__WHAT YOU NEED TO DO__. Look through the records below and collect all lines that hold the string "plain".

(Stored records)
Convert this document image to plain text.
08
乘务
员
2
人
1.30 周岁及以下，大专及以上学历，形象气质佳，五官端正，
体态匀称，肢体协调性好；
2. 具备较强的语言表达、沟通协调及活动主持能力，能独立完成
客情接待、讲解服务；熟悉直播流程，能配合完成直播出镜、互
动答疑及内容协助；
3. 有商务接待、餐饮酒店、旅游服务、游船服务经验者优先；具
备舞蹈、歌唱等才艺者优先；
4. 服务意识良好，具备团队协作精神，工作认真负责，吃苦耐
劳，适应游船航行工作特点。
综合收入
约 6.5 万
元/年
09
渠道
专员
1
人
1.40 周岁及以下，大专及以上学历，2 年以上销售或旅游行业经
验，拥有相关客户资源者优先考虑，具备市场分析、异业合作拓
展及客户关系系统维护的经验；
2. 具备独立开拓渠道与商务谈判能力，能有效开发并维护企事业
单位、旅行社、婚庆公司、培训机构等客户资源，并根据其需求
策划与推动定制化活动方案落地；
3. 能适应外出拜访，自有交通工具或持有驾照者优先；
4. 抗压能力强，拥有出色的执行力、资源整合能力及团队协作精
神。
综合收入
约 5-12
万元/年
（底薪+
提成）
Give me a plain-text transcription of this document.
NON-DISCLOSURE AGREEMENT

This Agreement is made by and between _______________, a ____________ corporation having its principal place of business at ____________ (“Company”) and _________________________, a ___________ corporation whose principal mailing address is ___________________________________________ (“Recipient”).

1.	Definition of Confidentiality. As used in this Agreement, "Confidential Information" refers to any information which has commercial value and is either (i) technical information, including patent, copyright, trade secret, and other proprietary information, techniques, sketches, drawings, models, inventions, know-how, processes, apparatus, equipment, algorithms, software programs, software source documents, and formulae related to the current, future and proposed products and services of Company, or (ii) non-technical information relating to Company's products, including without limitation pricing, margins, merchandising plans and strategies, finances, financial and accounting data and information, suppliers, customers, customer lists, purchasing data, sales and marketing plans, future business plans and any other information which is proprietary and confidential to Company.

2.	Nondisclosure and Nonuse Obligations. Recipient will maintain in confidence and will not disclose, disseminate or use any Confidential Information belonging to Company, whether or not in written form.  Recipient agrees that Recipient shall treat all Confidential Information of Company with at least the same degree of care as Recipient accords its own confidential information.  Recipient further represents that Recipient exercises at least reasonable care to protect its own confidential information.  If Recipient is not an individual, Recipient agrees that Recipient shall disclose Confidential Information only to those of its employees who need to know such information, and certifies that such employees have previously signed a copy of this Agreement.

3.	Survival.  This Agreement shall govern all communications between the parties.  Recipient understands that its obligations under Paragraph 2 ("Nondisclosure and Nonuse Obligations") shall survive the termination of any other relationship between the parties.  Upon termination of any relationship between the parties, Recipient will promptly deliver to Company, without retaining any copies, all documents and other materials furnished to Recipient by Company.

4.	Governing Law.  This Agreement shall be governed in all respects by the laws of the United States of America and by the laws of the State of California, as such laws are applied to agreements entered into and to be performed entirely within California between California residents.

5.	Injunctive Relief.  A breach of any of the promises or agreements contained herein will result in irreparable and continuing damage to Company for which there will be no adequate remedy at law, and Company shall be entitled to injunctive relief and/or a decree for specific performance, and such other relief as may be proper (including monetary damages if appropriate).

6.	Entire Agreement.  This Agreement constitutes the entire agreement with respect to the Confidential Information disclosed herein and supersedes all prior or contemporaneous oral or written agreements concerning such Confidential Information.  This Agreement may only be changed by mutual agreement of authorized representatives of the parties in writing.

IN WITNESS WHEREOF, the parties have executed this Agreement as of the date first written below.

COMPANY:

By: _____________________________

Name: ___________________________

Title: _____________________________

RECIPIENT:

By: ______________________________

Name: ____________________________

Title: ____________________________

__TASK RESULT__.
Convert this document image to plain text.
Give me a plain-text transcription of this document.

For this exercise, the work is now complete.